Top of Data supplied

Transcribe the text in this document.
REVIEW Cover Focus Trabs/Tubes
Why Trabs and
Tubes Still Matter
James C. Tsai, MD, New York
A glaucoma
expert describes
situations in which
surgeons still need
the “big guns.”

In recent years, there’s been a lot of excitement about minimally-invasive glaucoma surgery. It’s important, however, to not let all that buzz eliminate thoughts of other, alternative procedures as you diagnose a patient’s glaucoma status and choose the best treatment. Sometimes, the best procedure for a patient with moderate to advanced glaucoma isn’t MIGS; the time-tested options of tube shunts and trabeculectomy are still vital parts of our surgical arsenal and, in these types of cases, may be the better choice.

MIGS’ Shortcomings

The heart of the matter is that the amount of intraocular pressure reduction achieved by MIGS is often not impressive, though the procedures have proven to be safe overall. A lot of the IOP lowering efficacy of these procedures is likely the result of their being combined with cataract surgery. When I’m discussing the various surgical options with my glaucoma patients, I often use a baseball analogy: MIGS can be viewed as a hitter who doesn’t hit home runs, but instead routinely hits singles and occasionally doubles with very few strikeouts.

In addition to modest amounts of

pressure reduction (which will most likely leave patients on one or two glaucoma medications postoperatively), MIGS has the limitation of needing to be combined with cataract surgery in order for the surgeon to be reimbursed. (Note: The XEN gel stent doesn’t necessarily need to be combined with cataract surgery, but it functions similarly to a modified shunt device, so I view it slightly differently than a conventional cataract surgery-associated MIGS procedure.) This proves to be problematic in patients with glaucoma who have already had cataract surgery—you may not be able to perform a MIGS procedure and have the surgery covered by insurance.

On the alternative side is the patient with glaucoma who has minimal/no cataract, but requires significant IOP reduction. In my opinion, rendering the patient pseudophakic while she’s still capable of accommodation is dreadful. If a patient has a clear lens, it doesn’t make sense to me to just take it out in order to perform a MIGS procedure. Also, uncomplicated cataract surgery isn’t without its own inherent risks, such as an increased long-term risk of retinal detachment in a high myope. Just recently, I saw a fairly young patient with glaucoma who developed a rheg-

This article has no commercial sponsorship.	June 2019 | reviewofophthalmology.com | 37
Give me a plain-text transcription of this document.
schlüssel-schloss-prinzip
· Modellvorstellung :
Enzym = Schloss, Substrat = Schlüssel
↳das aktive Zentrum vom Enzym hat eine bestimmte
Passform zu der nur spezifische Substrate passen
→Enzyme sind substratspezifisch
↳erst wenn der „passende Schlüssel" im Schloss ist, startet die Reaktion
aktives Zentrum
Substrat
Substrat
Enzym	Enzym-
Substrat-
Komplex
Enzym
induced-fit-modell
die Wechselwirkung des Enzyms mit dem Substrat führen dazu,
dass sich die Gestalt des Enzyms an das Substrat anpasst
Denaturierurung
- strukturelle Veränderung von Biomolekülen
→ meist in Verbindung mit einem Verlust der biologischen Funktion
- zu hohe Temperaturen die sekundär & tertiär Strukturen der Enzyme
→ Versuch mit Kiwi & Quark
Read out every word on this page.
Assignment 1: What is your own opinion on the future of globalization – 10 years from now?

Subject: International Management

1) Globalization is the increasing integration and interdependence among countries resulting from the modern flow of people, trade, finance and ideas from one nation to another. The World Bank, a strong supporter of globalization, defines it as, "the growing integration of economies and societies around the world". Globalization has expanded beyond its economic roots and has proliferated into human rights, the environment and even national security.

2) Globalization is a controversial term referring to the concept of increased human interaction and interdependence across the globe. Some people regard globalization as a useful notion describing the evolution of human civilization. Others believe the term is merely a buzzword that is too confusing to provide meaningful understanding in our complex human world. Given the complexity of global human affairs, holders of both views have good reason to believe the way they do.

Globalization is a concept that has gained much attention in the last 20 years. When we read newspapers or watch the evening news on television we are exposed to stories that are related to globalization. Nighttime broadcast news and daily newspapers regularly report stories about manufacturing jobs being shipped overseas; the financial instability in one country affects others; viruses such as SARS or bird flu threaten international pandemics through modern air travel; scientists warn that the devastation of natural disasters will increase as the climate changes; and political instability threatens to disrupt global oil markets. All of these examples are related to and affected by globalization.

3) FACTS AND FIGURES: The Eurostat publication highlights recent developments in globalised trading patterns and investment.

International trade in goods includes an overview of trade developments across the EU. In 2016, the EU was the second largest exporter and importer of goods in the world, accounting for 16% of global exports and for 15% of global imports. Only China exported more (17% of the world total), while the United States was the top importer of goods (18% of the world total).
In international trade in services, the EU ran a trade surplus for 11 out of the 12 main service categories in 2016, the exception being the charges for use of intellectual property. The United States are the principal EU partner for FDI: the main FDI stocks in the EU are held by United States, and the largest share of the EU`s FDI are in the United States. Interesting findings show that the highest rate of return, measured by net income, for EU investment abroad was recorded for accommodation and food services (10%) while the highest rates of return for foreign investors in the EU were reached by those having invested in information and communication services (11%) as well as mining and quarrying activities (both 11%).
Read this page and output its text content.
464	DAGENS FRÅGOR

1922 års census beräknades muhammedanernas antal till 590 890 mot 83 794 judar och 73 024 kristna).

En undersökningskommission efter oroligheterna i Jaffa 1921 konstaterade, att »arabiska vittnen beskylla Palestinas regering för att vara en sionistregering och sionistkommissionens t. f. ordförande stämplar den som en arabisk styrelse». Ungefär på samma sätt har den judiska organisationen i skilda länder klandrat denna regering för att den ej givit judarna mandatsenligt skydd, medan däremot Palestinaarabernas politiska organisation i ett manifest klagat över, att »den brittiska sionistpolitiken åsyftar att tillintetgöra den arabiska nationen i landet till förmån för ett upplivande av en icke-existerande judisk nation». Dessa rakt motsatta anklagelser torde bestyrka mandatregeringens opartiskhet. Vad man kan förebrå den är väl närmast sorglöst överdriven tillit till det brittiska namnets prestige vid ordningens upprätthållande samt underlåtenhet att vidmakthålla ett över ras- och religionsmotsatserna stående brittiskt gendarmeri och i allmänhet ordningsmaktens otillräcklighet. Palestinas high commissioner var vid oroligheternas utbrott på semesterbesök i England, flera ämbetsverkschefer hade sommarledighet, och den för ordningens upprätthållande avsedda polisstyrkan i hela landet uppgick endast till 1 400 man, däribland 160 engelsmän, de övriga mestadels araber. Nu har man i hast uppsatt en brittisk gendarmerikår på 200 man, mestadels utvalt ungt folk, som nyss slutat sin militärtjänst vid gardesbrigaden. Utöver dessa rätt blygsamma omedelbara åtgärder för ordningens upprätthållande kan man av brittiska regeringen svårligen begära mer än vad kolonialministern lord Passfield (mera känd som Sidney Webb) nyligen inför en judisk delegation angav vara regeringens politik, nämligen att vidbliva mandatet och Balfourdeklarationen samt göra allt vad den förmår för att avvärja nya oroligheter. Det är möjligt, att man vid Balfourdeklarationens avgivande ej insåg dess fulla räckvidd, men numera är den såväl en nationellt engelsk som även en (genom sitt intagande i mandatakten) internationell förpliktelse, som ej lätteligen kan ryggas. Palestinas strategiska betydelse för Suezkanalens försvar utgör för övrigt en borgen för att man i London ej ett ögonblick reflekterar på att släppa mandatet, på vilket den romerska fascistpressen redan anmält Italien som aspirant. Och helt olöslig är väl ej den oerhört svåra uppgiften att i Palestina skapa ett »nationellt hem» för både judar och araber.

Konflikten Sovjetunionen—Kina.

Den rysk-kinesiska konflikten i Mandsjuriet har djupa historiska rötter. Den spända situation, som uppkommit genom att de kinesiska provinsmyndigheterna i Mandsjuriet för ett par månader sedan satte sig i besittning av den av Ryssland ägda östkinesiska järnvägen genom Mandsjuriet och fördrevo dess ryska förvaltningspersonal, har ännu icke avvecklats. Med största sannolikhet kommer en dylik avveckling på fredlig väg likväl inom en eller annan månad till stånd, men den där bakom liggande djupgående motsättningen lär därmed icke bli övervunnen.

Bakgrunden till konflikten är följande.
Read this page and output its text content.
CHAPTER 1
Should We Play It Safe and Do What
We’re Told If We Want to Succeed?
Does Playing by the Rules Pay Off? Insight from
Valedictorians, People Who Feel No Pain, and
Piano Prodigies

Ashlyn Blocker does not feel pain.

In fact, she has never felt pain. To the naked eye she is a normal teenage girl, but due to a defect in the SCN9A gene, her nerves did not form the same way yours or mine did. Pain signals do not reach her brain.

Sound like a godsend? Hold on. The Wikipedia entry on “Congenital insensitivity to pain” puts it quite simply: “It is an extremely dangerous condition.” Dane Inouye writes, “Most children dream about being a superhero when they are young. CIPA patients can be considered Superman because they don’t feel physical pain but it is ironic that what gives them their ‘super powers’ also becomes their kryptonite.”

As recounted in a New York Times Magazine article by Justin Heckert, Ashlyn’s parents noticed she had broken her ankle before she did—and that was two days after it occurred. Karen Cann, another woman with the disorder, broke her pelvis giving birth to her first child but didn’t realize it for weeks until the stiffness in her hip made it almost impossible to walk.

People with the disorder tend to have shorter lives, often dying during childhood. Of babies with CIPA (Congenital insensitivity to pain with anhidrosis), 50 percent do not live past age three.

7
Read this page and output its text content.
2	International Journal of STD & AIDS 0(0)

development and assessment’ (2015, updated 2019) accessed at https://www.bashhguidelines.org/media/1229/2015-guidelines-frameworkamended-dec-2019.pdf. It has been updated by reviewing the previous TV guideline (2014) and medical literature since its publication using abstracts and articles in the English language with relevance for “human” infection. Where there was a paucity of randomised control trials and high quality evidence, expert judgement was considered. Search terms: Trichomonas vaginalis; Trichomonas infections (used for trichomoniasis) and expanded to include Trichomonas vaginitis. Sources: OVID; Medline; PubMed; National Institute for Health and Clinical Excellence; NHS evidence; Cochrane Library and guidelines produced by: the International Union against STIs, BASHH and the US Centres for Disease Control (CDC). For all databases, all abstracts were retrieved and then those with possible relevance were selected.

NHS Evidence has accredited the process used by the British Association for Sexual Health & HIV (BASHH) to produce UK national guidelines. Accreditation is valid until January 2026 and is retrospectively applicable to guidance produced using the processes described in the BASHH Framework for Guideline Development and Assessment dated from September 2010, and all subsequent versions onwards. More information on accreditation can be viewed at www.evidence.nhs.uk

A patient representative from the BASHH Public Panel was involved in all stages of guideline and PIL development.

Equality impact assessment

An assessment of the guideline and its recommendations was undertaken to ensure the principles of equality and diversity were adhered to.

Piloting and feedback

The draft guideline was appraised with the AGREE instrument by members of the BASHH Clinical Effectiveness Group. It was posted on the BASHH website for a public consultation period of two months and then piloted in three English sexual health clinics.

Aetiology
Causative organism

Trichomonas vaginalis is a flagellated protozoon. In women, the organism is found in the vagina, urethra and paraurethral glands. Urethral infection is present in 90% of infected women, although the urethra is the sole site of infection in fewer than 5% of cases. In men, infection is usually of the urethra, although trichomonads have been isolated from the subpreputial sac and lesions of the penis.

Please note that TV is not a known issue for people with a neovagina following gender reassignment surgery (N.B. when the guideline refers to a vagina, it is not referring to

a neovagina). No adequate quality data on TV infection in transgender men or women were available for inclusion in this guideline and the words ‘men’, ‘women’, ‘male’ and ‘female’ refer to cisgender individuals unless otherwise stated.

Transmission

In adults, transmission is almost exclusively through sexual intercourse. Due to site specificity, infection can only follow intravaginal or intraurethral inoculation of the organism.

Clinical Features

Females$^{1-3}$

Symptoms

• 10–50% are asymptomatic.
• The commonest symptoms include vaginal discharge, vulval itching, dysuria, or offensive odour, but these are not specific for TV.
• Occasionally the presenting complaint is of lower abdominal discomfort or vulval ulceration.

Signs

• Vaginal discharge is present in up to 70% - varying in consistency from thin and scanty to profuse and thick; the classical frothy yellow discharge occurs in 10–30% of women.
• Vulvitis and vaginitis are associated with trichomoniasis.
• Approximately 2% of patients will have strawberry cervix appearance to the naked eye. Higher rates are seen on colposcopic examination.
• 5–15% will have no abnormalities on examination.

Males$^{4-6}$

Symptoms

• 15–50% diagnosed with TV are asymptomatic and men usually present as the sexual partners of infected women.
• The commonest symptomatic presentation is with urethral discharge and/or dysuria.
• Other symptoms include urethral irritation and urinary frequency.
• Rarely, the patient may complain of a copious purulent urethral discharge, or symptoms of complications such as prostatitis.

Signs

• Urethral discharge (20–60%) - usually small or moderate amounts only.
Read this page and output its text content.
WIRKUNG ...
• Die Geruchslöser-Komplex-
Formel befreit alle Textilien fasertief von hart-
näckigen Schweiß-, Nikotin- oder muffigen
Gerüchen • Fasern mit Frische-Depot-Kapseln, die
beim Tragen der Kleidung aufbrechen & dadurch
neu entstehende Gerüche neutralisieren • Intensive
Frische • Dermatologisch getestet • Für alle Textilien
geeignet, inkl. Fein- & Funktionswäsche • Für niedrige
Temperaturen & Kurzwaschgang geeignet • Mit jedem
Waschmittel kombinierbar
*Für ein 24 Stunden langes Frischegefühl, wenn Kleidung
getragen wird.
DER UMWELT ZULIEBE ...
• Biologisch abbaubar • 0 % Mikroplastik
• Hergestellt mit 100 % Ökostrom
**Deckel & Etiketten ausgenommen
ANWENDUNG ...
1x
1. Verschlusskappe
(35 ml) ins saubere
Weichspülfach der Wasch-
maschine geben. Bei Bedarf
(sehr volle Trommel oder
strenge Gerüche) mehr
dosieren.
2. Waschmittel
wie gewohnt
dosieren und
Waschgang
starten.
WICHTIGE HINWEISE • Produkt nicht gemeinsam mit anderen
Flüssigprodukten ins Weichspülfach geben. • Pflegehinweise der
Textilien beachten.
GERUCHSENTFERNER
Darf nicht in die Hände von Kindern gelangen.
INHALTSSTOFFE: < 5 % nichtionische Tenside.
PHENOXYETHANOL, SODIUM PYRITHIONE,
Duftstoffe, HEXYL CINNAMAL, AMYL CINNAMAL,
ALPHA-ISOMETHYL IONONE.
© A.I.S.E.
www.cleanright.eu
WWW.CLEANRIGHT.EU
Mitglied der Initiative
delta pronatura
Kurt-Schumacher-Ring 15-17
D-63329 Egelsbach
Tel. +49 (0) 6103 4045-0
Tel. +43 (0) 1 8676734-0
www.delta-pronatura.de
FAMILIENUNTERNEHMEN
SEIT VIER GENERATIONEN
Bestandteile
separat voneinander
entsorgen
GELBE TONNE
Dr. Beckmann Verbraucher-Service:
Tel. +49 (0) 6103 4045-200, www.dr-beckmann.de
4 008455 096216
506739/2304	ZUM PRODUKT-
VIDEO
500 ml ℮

Bottom of Data supplied

Each line above that carries the string "viewed" has to be returned.

*Written solution*
The heart of the matter is that the amount of intraocular pressure reduction achieved by MIGS is often not impressive, though the procedures have proven to be safe overall. A lot of the IOP lowering efficacy of these procedures is likely the result of their being combined with cataract surgery. When I’m discussing the various surgical options with my glaucoma patients, I often use a baseball analogy: MIGS can be viewed as a hitter who doesn’t hit home runs, but instead routinely hits singles and occasionally doubles with very few strikeouts.
NHS Evidence has accredited the process used by the British Association for Sexual Health & HIV (BASHH) to produce UK national guidelines. Accreditation is valid until January 2026 and is retrospectively applicable to guidance produced using the processes described in the BASHH Framework for Guideline Development and Assessment dated from September 2010, and all subsequent versions onwards. More information on accreditation can be viewed at www.evidence.nhs.uk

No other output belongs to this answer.